### INPUT RECORDS
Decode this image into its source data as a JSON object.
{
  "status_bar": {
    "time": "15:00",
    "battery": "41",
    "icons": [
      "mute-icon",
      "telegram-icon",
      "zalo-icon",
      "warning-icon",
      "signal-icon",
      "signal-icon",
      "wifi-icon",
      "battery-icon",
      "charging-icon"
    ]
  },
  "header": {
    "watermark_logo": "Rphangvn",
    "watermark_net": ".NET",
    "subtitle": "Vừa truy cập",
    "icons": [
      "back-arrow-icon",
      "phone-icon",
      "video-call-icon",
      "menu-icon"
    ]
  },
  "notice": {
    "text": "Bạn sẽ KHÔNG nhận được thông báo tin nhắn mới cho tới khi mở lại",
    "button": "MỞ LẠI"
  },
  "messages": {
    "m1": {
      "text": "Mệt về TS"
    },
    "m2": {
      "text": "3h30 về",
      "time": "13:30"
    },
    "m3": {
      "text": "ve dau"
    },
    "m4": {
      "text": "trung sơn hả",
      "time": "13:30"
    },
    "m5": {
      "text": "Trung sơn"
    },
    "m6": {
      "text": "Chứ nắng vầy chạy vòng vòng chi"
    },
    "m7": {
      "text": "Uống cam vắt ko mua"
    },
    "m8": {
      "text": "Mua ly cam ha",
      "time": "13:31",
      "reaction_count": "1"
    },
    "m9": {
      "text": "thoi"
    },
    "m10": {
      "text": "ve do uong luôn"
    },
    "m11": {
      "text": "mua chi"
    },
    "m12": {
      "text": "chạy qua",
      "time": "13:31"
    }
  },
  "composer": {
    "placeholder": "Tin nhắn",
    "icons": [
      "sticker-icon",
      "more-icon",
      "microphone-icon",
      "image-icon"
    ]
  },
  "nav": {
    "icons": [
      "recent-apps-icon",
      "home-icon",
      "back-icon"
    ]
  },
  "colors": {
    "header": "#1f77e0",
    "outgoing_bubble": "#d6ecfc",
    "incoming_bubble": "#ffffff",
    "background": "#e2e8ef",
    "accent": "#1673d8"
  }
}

---

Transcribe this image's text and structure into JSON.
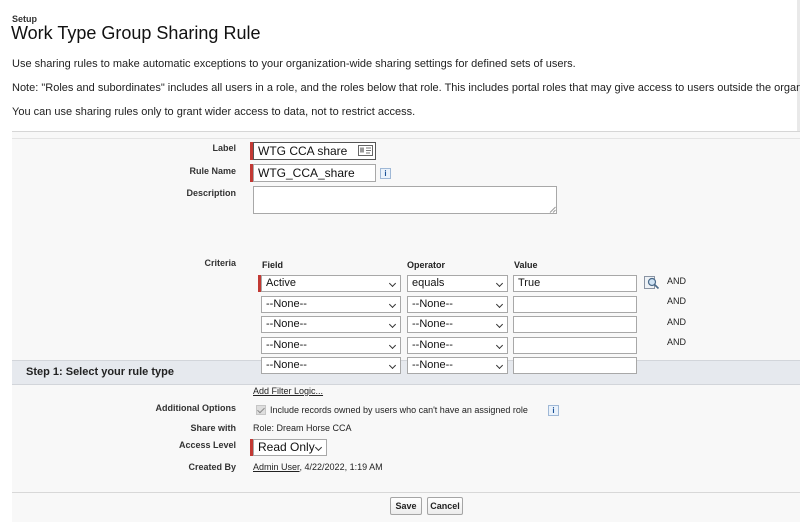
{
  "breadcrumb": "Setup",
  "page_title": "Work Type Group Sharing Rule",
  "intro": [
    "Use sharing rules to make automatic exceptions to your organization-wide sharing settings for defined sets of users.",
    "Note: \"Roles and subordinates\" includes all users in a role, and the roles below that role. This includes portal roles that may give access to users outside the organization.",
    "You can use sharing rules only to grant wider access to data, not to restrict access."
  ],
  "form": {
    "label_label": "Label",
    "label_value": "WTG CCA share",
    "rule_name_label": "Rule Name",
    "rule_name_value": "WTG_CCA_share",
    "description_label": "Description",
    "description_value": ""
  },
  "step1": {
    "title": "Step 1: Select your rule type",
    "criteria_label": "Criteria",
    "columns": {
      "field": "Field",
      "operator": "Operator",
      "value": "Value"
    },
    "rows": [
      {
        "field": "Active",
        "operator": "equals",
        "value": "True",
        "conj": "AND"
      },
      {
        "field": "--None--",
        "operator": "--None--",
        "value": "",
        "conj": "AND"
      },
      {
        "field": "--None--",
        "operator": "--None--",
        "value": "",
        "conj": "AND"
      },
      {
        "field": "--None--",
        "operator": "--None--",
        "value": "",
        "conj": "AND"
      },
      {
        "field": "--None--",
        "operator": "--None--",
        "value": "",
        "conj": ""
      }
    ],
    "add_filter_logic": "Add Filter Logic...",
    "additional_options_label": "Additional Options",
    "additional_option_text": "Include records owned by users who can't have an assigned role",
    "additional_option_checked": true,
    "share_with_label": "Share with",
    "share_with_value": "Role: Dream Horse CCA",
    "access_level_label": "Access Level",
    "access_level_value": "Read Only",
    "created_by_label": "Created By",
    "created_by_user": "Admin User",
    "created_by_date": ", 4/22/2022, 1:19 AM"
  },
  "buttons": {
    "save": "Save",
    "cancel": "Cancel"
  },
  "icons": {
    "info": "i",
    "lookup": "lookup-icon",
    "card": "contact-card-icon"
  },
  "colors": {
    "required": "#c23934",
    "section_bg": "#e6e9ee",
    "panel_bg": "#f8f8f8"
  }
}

### TASK INSTRUCTIONS
Collect each line of the entries that has the word "time", copying it in full.

### TASK ANSWER
    "time": "15:00",
      "time": "13:30"
      "time": "13:30"
      "time": "13:31",
      "time": "13:31"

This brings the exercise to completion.